### LISTED ENTRIES
-.-.-

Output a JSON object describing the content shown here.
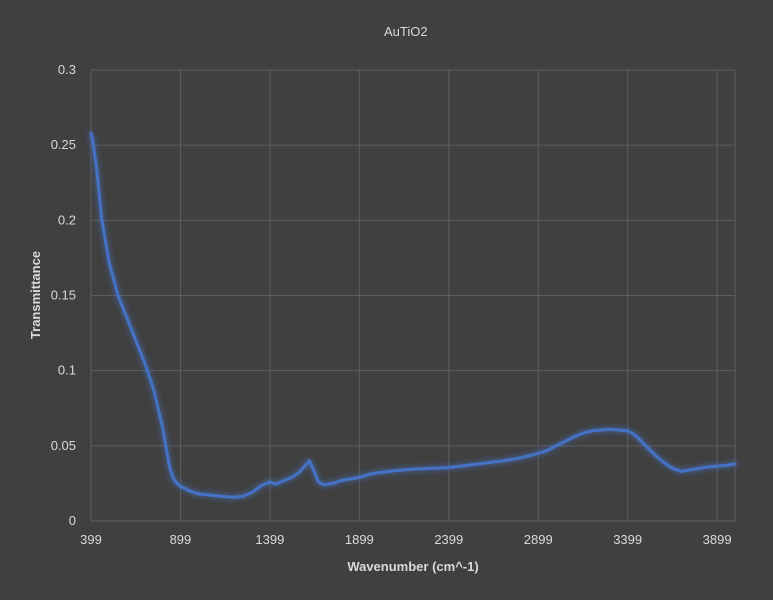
{
  "chart_data": {
    "type": "line",
    "title": "",
    "xlabel": "Wavenumber (cm^-1)",
    "ylabel": "Transmittance",
    "xlim": [
      399,
      3999
    ],
    "ylim": [
      0,
      0.3
    ],
    "x_ticks": [
      399,
      899,
      1399,
      1899,
      2399,
      2899,
      3399,
      3899
    ],
    "y_ticks": [
      0,
      0.05,
      0.1,
      0.15,
      0.2,
      0.25,
      0.3
    ],
    "y_tick_labels": [
      "0",
      "0.05",
      "0.1",
      "0.15",
      "0.2",
      "0.25",
      "0.3"
    ],
    "grid": true,
    "legend_position": "top-center",
    "series_color": "#4472c4",
    "background_color": "#404040",
    "series": [
      {
        "name": "AuTiO2",
        "x": [
          399,
          410,
          430,
          460,
          500,
          550,
          600,
          650,
          700,
          750,
          780,
          800,
          820,
          840,
          860,
          880,
          899,
          950,
          1000,
          1050,
          1100,
          1150,
          1200,
          1250,
          1300,
          1350,
          1399,
          1430,
          1480,
          1520,
          1560,
          1590,
          1620,
          1650,
          1670,
          1700,
          1750,
          1800,
          1850,
          1899,
          1950,
          2000,
          2100,
          2200,
          2300,
          2399,
          2500,
          2600,
          2700,
          2800,
          2899,
          2950,
          3000,
          3050,
          3100,
          3150,
          3200,
          3250,
          3300,
          3350,
          3399,
          3430,
          3460,
          3500,
          3550,
          3600,
          3650,
          3700,
          3750,
          3800,
          3850,
          3899,
          3950,
          3999
        ],
        "y": [
          0.258,
          0.252,
          0.235,
          0.2,
          0.172,
          0.15,
          0.135,
          0.12,
          0.105,
          0.087,
          0.072,
          0.062,
          0.048,
          0.035,
          0.028,
          0.025,
          0.023,
          0.02,
          0.018,
          0.0175,
          0.0168,
          0.0162,
          0.0158,
          0.0165,
          0.019,
          0.0235,
          0.026,
          0.0245,
          0.027,
          0.029,
          0.032,
          0.036,
          0.04,
          0.032,
          0.026,
          0.024,
          0.025,
          0.027,
          0.028,
          0.029,
          0.031,
          0.032,
          0.0335,
          0.0345,
          0.035,
          0.0355,
          0.037,
          0.0385,
          0.04,
          0.042,
          0.045,
          0.047,
          0.05,
          0.053,
          0.056,
          0.0585,
          0.06,
          0.0605,
          0.061,
          0.0605,
          0.06,
          0.058,
          0.055,
          0.05,
          0.044,
          0.039,
          0.035,
          0.033,
          0.034,
          0.035,
          0.036,
          0.0365,
          0.037,
          0.038
        ]
      }
    ]
  }
}
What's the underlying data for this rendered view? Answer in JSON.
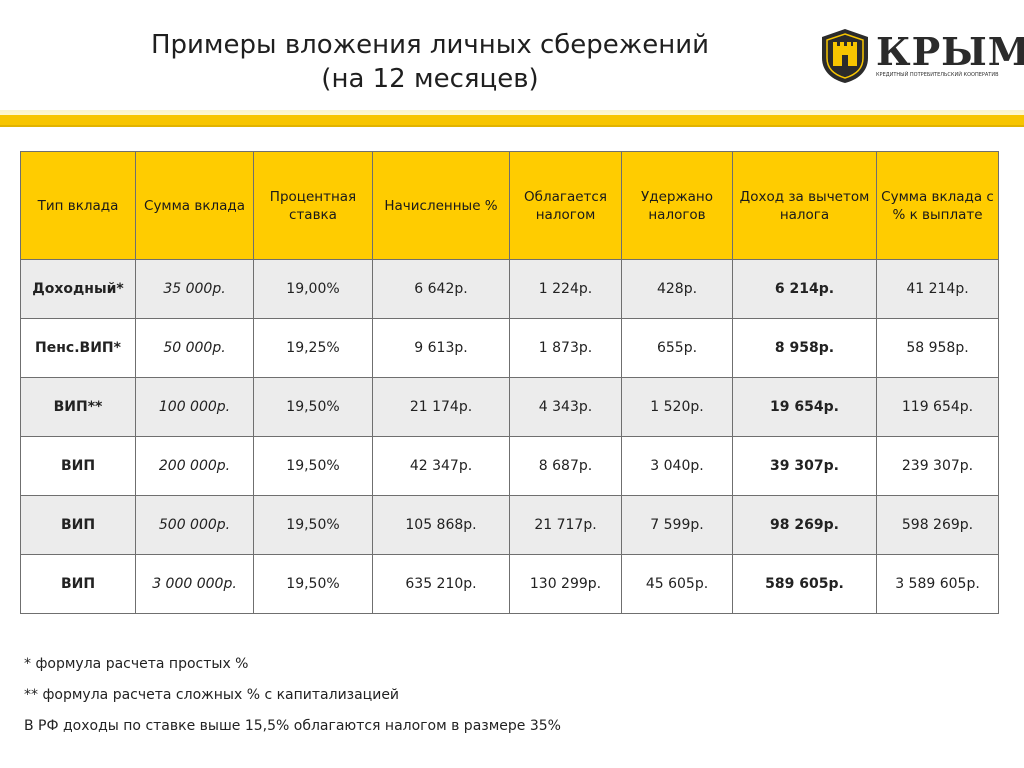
{
  "title_line1": "Примеры вложения личных сбережений",
  "title_line2": "(на 12 месяцев)",
  "logo": {
    "word": "КРЫМ",
    "subtitle": "КРЕДИТНЫЙ ПОТРЕБИТЕЛЬСКИЙ КООПЕРАТИВ",
    "shield_color": "#2b2b2b",
    "emblem_color": "#f7c500"
  },
  "accent_color": "#f7c500",
  "table": {
    "headers": [
      "Тип вклада",
      "Сумма вклада",
      "Процентная ставка",
      "Начисленные %",
      "Облагается налогом",
      "Удержано налогов",
      "Доход за вычетом налога",
      "Сумма вклада с % к выплате"
    ],
    "rows": [
      [
        "Доходный*",
        "35 000р.",
        "19,00%",
        "6 642р.",
        "1 224р.",
        "428р.",
        "6 214р.",
        "41 214р."
      ],
      [
        "Пенс.ВИП*",
        "50 000р.",
        "19,25%",
        "9 613р.",
        "1 873р.",
        "655р.",
        "8 958р.",
        "58 958р."
      ],
      [
        "ВИП**",
        "100 000р.",
        "19,50%",
        "21 174р.",
        "4 343р.",
        "1 520р.",
        "19 654р.",
        "119 654р."
      ],
      [
        "ВИП",
        "200 000р.",
        "19,50%",
        "42 347р.",
        "8 687р.",
        "3 040р.",
        "39 307р.",
        "239 307р."
      ],
      [
        "ВИП",
        "500 000р.",
        "19,50%",
        "105 868р.",
        "21 717р.",
        "7 599р.",
        "98 269р.",
        "598 269р."
      ],
      [
        "ВИП",
        "3 000 000р.",
        "19,50%",
        "635 210р.",
        "130 299р.",
        "45 605р.",
        "589 605р.",
        "3 589 605р."
      ]
    ]
  },
  "notes": [
    "* формула расчета простых %",
    "** формула расчета сложных % с капитализацией",
    "В РФ доходы по ставке выше 15,5% облагаются налогом в размере 35%"
  ]
}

-.-.-

### WHAT YOU HAVE TO DO
Each entry shown above must be quoted exactly, with its pictures left out.

### THE ANSWER
Output a JSON object describing the content shown here.
{
  "chart_data": {
    "type": "line",
    "title": "",
    "xlabel": "Wavenumber (cm^-1)",
    "ylabel": "Transmittance",
    "xlim": [
      399,
      3999
    ],
    "ylim": [
      0,
      0.3
    ],
    "x_ticks": [
      399,
      899,
      1399,
      1899,
      2399,
      2899,
      3399,
      3899
    ],
    "y_ticks": [
      0,
      0.05,
      0.1,
      0.15,
      0.2,
      0.25,
      0.3
    ],
    "y_tick_labels": [
      "0",
      "0.05",
      "0.1",
      "0.15",
      "0.2",
      "0.25",
      "0.3"
    ],
    "grid": true,
    "legend_position": "top-center",
    "series_color": "#4472c4",
    "background_color": "#404040",
    "series": [
      {
        "name": "AuTiO2",
        "x": [
          399,
          410,
          430,
          460,
          500,
          550,
          600,
          650,
          700,
          750,
          780,
          800,
          820,
          840,
          860,
          880,
          899,
          950,
          1000,
          1050,
          1100,
          1150,
          1200,
          1250,
          1300,
          1350,
          1399,
          1430,
          1480,
          1520,
          1560,
          1590,
          1620,
          1650,
          1670,
          1700,
          1750,
          1800,
          1850,
          1899,
          1950,
          2000,
          2100,
          2200,
          2300,
          2399,
          2500,
          2600,
          2700,
          2800,
          2899,
          2950,
          3000,
          3050,
          3100,
          3150,
          3200,
          3250,
          3300,
          3350,
          3399,
          3430,
          3460,
          3500,
          3550,
          3600,
          3650,
          3700,
          3750,
          3800,
          3850,
          3899,
          3950,
          3999
        ],
        "y": [
          0.258,
          0.252,
          0.235,
          0.2,
          0.172,
          0.15,
          0.135,
          0.12,
          0.105,
          0.087,
          0.072,
          0.062,
          0.048,
          0.035,
          0.028,
          0.025,
          0.023,
          0.02,
          0.018,
          0.0175,
          0.0168,
          0.0162,
          0.0158,
          0.0165,
          0.019,
          0.0235,
          0.026,
          0.0245,
          0.027,
          0.029,
          0.032,
          0.036,
          0.04,
          0.032,
          0.026,
          0.024,
          0.025,
          0.027,
          0.028,
          0.029,
          0.031,
          0.032,
          0.0335,
          0.0345,
          0.035,
          0.0355,
          0.037,
          0.0385,
          0.04,
          0.042,
          0.045,
          0.047,
          0.05,
          0.053,
          0.056,
          0.0585,
          0.06,
          0.0605,
          0.061,
          0.0605,
          0.06,
          0.058,
          0.055,
          0.05,
          0.044,
          0.039,
          0.035,
          0.033,
          0.034,
          0.035,
          0.036,
          0.0365,
          0.037,
          0.038
        ]
      }
    ]
  }
}
What's the underlying data for this rendered view? Answer in JSON.
{
  "title_line1": "Примеры вложения личных сбережений",
  "title_line2": "(на 12 месяцев)",
  "logo": {
    "word": "КРЫМ",
    "subtitle": "КРЕДИТНЫЙ ПОТРЕБИТЕЛЬСКИЙ КООПЕРАТИВ",
    "shield_color": "#2b2b2b",
    "emblem_color": "#f7c500"
  },
  "accent_color": "#f7c500",
  "table": {
    "headers": [
      "Тип вклада",
      "Сумма вклада",
      "Процентная ставка",
      "Начисленные %",
      "Облагается налогом",
      "Удержано налогов",
      "Доход за вычетом налога",
      "Сумма вклада с % к выплате"
    ],
    "rows": [
      [
        "Доходный*",
        "35 000р.",
        "19,00%",
        "6 642р.",
        "1 224р.",
        "428р.",
        "6 214р.",
        "41 214р."
      ],
      [
        "Пенс.ВИП*",
        "50 000р.",
        "19,25%",
        "9 613р.",
        "1 873р.",
        "655р.",
        "8 958р.",
        "58 958р."
      ],
      [
        "ВИП**",
        "100 000р.",
        "19,50%",
        "21 174р.",
        "4 343р.",
        "1 520р.",
        "19 654р.",
        "119 654р."
      ],
      [
        "ВИП",
        "200 000р.",
        "19,50%",
        "42 347р.",
        "8 687р.",
        "3 040р.",
        "39 307р.",
        "239 307р."
      ],
      [
        "ВИП",
        "500 000р.",
        "19,50%",
        "105 868р.",
        "21 717р.",
        "7 599р.",
        "98 269р.",
        "598 269р."
      ],
      [
        "ВИП",
        "3 000 000р.",
        "19,50%",
        "635 210р.",
        "130 299р.",
        "45 605р.",
        "589 605р.",
        "3 589 605р."
      ]
    ]
  },
  "notes": [
    "* формула расчета простых %",
    "** формула расчета сложных % с капитализацией",
    "В РФ доходы по ставке выше 15,5% облагаются налогом в размере 35%"
  ]
}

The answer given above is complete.